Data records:
+-------+

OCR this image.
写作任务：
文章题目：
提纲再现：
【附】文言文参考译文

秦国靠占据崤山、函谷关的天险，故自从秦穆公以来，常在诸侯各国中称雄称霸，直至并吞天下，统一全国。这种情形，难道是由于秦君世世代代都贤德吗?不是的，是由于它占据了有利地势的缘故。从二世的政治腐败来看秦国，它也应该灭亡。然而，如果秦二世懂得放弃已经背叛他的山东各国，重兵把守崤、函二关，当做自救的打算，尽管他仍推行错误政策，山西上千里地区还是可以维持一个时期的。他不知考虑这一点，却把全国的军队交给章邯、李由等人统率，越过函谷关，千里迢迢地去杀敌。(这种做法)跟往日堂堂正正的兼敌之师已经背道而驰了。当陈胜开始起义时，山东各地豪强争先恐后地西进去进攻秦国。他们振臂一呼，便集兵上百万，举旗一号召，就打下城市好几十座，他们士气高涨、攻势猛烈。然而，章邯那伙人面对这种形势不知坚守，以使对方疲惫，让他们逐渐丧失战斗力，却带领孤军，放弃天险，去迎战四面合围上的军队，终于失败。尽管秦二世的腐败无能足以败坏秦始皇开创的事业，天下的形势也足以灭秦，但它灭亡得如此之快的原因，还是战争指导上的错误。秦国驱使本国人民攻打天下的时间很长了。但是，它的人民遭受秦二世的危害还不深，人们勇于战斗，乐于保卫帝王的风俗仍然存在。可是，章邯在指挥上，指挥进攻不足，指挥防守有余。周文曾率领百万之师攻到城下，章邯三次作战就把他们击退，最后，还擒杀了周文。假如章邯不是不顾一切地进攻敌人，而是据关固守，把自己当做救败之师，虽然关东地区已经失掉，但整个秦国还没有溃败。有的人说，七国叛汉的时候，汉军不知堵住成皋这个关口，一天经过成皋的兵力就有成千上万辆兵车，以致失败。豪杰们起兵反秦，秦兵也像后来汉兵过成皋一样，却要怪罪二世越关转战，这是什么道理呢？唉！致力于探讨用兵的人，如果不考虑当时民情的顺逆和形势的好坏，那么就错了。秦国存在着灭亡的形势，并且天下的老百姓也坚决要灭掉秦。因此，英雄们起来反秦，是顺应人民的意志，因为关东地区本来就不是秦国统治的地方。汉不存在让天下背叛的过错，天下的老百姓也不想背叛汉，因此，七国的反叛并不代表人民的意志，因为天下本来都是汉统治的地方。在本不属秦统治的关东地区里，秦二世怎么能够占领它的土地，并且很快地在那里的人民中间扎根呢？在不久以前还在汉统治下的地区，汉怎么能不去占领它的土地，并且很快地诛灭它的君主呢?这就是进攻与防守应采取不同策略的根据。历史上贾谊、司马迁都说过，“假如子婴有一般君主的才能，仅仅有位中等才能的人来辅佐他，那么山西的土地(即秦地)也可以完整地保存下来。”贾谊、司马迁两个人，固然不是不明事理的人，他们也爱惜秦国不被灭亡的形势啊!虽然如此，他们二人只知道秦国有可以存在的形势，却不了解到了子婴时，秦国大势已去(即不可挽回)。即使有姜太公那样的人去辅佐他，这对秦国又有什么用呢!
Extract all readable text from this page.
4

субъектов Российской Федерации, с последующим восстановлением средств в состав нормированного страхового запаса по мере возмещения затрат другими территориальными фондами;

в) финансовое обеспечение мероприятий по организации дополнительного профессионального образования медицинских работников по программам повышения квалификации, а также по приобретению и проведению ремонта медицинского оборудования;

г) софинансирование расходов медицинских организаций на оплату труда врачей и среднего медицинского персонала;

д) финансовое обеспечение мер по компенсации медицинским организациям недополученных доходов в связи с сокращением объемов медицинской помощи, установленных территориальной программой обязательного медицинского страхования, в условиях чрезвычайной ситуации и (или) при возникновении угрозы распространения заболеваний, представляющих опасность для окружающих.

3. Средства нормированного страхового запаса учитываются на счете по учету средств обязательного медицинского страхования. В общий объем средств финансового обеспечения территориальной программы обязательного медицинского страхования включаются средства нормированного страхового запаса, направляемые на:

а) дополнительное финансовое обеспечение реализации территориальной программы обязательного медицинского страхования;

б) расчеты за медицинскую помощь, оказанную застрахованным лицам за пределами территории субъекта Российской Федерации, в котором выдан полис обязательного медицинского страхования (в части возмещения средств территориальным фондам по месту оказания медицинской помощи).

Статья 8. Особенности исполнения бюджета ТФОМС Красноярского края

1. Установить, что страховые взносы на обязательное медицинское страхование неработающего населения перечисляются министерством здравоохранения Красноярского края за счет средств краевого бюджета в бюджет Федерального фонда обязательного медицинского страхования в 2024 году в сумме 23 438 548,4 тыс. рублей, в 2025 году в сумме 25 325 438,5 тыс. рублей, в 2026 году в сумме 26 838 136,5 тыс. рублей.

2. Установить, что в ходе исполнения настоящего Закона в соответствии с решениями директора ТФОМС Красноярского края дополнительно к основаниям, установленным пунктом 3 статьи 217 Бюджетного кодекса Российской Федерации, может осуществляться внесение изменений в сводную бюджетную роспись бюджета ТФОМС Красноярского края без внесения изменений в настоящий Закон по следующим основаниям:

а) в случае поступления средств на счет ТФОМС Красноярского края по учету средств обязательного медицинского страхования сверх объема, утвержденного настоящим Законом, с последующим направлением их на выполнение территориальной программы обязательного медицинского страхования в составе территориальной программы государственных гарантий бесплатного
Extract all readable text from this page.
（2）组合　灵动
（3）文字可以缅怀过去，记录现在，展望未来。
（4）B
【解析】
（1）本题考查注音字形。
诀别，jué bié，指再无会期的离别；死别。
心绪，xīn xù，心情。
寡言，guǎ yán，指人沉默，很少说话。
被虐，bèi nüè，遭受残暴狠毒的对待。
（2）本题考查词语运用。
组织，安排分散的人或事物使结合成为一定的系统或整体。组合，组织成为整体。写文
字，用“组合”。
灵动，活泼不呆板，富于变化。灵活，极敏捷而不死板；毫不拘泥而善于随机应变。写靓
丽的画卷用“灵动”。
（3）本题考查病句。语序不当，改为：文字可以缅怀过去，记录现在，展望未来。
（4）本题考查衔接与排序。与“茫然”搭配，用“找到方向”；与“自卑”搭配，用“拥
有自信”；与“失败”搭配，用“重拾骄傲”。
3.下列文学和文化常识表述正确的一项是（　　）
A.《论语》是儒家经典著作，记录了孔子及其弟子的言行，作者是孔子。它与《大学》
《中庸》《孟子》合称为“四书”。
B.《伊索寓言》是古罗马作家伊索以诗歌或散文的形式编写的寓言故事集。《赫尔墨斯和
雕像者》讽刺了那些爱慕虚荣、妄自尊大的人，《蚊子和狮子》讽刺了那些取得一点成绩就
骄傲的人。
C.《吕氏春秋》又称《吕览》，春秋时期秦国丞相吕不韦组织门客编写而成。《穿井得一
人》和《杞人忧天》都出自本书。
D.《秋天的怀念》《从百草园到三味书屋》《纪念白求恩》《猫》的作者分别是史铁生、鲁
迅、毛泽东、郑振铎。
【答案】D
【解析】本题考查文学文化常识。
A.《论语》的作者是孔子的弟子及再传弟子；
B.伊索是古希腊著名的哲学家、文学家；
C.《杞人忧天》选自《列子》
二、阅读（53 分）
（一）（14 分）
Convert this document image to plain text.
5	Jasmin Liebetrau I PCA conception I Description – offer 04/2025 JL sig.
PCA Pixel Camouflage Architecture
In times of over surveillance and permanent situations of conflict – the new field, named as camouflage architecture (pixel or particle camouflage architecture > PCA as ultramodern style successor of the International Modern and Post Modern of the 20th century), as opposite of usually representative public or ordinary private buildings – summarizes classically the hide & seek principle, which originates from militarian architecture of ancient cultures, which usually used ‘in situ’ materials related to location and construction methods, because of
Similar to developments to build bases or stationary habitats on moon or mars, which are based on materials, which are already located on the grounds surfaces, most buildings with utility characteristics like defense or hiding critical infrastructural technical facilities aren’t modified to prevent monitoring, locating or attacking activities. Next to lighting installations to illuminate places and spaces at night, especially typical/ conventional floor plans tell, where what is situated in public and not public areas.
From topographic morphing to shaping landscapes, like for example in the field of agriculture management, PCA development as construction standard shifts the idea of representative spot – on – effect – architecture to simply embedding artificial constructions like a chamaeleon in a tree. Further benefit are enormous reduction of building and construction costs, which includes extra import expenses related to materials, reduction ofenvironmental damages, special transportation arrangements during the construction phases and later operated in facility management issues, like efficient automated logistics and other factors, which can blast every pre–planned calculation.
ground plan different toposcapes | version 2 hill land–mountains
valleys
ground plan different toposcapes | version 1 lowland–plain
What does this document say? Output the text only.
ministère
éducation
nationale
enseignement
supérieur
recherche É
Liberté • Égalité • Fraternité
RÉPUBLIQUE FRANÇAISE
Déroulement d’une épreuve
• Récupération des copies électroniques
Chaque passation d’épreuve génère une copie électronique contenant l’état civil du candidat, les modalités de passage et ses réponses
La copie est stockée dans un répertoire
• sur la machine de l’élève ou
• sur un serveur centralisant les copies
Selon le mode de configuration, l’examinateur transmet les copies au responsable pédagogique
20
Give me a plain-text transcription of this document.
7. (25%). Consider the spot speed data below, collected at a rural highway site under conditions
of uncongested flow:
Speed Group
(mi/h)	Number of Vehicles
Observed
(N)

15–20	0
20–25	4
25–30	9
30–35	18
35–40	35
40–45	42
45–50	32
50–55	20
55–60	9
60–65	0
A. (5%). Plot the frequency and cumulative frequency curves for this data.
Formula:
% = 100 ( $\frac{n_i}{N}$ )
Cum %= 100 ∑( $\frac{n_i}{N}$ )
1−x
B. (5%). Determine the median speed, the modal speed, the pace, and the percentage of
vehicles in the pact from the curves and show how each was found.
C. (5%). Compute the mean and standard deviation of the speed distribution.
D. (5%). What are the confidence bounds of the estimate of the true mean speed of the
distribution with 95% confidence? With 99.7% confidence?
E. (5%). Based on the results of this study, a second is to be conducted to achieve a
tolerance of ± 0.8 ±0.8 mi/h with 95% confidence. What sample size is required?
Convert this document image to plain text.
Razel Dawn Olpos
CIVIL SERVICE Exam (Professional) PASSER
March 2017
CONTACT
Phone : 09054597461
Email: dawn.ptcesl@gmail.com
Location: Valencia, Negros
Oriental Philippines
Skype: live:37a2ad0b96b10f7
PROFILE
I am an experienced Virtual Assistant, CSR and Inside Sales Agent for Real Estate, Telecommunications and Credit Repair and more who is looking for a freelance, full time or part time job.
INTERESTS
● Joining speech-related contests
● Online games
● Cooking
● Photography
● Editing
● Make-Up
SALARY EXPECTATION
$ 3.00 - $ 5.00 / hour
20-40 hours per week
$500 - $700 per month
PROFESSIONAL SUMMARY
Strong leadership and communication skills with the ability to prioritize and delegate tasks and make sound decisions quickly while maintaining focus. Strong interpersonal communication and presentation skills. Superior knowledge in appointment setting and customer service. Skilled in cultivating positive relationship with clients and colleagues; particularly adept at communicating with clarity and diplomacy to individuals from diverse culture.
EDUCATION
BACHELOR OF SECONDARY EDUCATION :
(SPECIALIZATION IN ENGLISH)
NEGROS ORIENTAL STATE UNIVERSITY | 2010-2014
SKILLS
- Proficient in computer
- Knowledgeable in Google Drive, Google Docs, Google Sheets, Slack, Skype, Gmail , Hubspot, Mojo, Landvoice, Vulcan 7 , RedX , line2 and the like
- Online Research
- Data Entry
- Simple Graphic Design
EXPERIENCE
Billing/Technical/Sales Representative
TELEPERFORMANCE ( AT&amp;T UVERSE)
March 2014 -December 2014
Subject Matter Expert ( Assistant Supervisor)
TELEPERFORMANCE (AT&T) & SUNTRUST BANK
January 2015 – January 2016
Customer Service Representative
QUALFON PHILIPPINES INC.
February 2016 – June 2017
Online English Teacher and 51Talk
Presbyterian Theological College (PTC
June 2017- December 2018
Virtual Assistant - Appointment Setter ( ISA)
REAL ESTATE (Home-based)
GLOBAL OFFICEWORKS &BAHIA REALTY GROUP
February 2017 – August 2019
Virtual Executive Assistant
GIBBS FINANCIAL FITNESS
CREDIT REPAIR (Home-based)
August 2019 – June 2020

+-------+

→ **Written exercise**
Gather from the entries above all lines that include the string "文字可以缅怀过去".

→ **Full response**
（3）文字可以缅怀过去，记录现在，展望未来。
（3）本题考查病句。语序不当，改为：文字可以缅怀过去，记录现在，展望未来。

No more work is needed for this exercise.